= Task requirements =
Set out each line from the following listing that includes the word "through".

-- Start Exercise material --

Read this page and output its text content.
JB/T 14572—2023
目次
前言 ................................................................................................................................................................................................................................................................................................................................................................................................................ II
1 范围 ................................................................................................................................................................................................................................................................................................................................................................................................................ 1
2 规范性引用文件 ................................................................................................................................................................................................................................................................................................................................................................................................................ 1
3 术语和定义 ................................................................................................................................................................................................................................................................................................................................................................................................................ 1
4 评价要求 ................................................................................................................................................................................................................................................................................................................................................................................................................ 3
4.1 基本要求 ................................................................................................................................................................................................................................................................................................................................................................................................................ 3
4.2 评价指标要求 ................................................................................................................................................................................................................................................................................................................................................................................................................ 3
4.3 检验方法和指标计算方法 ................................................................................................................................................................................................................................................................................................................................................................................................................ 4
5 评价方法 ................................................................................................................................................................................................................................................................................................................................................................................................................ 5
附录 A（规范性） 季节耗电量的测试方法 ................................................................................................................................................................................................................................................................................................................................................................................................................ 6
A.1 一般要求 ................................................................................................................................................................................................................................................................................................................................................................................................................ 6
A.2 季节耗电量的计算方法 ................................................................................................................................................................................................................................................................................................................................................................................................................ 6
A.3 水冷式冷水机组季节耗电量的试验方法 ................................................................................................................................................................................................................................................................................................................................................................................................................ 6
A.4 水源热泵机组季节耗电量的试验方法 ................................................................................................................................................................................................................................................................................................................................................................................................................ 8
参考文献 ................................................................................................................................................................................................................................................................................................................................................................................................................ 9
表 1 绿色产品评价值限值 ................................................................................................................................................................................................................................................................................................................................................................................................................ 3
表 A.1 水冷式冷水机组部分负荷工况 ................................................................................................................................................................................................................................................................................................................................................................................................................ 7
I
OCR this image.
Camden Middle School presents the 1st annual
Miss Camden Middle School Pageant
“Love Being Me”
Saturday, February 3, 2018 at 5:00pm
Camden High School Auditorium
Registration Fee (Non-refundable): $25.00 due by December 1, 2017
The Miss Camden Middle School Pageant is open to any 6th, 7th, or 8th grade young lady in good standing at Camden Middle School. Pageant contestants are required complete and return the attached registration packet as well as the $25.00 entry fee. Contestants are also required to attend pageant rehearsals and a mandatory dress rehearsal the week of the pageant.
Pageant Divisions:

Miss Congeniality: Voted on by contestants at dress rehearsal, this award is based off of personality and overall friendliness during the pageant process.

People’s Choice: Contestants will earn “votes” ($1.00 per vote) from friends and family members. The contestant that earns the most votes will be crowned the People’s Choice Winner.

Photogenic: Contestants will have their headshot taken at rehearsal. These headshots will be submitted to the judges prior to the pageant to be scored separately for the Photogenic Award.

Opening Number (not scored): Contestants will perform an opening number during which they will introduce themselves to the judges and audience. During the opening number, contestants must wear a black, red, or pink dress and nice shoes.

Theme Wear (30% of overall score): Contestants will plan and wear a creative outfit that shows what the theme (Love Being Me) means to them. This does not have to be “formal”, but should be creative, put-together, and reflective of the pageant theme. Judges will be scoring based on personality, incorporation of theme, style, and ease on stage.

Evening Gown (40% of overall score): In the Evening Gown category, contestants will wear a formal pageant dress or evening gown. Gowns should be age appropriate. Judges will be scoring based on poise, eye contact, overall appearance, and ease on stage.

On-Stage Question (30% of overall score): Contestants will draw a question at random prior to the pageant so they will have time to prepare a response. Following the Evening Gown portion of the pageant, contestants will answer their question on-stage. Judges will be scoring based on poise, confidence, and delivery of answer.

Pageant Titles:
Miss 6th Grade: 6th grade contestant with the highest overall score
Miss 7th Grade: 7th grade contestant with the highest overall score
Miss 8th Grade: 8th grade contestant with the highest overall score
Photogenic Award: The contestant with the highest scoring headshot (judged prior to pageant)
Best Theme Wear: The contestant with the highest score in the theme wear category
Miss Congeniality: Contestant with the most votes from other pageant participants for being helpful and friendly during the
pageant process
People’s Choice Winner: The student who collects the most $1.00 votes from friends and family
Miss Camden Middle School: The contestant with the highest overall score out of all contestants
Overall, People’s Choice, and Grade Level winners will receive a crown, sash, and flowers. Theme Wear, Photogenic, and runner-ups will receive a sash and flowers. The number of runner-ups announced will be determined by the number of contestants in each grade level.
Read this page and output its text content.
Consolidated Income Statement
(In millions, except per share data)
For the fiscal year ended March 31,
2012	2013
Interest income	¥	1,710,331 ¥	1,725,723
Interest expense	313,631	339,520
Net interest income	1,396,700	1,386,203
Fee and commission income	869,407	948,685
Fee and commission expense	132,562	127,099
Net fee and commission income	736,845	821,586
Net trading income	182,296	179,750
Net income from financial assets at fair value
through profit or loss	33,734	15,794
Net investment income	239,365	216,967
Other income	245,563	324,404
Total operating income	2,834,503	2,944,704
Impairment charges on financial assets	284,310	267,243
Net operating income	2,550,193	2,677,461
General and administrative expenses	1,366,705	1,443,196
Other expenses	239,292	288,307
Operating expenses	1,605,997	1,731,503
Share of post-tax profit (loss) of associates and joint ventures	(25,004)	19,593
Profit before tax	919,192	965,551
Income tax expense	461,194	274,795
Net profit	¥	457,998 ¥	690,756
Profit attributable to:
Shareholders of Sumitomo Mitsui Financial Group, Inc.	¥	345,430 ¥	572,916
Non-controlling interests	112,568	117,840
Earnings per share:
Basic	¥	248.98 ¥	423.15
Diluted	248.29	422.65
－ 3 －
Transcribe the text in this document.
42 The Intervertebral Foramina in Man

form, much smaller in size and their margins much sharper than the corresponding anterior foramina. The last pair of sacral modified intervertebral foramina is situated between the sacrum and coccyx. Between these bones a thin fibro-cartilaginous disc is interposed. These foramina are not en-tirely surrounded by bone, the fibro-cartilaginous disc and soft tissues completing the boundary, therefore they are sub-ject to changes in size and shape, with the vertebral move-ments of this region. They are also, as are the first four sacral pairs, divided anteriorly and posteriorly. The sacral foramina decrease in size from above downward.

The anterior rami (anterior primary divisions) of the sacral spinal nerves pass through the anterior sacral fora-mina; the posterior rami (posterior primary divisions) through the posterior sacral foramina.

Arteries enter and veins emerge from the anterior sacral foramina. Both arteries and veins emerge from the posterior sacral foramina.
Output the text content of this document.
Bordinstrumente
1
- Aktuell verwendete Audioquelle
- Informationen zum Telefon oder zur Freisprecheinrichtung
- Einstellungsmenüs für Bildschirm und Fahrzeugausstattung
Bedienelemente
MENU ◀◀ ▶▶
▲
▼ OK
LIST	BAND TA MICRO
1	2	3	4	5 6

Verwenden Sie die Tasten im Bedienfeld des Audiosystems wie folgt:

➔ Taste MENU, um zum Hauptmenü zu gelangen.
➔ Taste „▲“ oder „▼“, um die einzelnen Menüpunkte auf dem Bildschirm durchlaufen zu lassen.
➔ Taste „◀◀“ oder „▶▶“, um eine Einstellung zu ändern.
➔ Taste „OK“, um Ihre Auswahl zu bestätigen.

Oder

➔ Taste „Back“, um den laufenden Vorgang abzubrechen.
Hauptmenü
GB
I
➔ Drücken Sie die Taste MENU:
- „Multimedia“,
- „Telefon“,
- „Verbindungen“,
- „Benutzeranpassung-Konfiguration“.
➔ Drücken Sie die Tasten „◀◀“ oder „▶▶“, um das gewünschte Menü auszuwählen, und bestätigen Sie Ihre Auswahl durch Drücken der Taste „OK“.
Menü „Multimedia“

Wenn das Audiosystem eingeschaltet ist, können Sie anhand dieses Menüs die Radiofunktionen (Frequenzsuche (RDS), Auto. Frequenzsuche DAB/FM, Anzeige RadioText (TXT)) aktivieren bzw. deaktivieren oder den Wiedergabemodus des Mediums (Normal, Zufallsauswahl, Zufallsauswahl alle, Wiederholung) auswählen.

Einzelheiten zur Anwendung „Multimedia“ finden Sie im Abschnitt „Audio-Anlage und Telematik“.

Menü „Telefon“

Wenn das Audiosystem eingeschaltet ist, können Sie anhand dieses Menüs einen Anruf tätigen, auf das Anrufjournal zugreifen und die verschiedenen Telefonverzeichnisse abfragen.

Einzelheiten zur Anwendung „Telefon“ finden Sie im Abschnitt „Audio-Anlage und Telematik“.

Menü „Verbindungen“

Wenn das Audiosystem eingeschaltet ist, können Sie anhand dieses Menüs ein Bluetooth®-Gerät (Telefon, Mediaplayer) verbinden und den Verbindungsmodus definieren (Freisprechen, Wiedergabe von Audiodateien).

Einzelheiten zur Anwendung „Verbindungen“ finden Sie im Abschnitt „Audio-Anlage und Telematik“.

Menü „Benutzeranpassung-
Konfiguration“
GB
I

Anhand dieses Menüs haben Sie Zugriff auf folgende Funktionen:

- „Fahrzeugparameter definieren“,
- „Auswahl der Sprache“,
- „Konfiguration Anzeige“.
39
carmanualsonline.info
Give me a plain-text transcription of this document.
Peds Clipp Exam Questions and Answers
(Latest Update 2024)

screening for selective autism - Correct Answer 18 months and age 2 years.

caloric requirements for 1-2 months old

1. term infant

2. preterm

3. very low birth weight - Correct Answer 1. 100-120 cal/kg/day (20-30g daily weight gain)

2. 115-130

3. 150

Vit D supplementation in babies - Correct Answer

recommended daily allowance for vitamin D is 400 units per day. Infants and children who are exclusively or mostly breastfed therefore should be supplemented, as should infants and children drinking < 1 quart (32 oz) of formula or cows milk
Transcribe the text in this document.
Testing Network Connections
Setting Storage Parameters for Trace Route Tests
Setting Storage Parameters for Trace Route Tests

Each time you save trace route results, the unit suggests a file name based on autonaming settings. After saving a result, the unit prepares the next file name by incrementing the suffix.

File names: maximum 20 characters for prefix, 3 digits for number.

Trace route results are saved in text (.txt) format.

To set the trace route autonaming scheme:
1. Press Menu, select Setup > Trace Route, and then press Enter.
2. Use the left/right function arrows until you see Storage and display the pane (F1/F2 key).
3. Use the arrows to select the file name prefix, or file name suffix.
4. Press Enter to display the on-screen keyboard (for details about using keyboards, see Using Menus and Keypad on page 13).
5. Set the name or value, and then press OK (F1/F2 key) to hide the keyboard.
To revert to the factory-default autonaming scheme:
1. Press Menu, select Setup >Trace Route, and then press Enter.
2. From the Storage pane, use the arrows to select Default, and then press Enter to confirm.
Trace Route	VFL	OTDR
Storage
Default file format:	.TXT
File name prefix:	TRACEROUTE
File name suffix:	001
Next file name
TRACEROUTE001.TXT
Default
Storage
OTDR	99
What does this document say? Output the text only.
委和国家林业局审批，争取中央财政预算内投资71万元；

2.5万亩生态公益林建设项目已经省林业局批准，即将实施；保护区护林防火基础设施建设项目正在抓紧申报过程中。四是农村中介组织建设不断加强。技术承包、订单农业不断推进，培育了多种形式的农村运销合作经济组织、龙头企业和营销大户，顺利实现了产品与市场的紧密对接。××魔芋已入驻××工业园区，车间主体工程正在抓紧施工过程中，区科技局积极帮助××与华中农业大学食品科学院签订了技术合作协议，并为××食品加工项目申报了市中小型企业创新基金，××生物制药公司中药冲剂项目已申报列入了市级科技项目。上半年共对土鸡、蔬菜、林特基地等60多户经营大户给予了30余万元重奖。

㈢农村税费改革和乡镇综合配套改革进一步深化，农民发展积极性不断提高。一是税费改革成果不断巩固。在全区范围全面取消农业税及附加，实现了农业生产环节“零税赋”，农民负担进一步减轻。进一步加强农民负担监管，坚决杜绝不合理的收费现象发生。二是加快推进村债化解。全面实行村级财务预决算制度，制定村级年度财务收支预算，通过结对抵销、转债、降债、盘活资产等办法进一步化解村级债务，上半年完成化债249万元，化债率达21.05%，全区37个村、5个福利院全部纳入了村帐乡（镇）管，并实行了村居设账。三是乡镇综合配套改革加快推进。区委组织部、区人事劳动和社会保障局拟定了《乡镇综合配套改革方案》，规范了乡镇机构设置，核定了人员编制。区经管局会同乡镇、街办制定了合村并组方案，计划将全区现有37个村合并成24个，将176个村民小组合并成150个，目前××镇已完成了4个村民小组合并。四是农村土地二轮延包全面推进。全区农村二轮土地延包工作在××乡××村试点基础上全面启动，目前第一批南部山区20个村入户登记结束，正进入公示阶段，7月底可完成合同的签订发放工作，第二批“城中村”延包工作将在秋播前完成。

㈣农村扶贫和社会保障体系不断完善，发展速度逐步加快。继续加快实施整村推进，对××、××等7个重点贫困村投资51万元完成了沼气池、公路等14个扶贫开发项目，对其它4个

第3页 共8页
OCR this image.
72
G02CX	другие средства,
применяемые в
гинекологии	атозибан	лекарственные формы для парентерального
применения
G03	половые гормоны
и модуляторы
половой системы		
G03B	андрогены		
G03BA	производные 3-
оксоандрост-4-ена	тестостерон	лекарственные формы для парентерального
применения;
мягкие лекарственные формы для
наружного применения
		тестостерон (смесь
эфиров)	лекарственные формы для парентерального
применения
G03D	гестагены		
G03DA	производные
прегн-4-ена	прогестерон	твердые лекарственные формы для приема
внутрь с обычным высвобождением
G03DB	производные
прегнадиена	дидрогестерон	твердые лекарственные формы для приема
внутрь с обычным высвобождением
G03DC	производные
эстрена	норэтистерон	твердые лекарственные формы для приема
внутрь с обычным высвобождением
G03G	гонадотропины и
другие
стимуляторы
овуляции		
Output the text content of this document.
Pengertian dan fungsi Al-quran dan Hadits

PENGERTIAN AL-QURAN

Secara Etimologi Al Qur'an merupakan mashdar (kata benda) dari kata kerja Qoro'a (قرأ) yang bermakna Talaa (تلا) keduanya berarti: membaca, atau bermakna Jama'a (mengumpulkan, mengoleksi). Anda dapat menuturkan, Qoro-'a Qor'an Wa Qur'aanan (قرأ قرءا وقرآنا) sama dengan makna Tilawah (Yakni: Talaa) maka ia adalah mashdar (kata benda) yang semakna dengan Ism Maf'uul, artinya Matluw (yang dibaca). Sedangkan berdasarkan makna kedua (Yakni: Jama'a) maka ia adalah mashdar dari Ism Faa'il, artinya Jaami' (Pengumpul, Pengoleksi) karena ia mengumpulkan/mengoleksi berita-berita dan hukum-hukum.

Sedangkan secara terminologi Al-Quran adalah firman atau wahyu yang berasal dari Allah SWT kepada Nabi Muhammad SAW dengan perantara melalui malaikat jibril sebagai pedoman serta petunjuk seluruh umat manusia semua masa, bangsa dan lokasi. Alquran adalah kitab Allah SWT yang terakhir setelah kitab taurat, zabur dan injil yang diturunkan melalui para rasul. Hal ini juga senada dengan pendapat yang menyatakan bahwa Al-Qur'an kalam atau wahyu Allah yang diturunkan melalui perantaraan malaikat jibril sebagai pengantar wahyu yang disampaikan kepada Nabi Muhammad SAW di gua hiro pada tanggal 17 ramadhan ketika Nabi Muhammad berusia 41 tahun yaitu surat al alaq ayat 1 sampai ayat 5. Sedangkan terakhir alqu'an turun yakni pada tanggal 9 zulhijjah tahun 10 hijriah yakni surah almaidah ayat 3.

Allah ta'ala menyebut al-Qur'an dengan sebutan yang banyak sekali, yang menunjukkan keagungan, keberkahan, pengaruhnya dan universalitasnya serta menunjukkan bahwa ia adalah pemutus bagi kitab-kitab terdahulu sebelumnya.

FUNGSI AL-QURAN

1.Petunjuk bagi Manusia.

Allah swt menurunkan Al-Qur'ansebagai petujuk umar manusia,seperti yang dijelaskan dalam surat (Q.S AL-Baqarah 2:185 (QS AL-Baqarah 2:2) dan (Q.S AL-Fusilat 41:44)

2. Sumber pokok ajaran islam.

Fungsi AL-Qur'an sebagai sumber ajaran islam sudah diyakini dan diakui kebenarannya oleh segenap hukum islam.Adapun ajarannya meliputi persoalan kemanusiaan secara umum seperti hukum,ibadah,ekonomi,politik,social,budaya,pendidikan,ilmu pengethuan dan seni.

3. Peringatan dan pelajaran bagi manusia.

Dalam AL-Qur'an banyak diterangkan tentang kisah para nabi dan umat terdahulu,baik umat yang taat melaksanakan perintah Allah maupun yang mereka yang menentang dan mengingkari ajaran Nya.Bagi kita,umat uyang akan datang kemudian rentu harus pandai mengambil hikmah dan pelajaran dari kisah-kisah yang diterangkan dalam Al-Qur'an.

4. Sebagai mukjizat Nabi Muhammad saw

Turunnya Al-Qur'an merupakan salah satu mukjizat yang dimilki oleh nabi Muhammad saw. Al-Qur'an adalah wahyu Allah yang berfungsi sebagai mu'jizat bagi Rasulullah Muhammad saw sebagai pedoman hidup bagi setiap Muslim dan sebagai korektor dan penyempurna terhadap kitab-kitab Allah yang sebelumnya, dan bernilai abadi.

-- End Exercise material --

= Final result =
through profit or loss	33,734	15,794
The anterior rami (anterior primary divisions) of the sacral spinal nerves pass through the anterior sacral fora-mina; the posterior rami (posterior primary divisions) through the posterior sacral foramina.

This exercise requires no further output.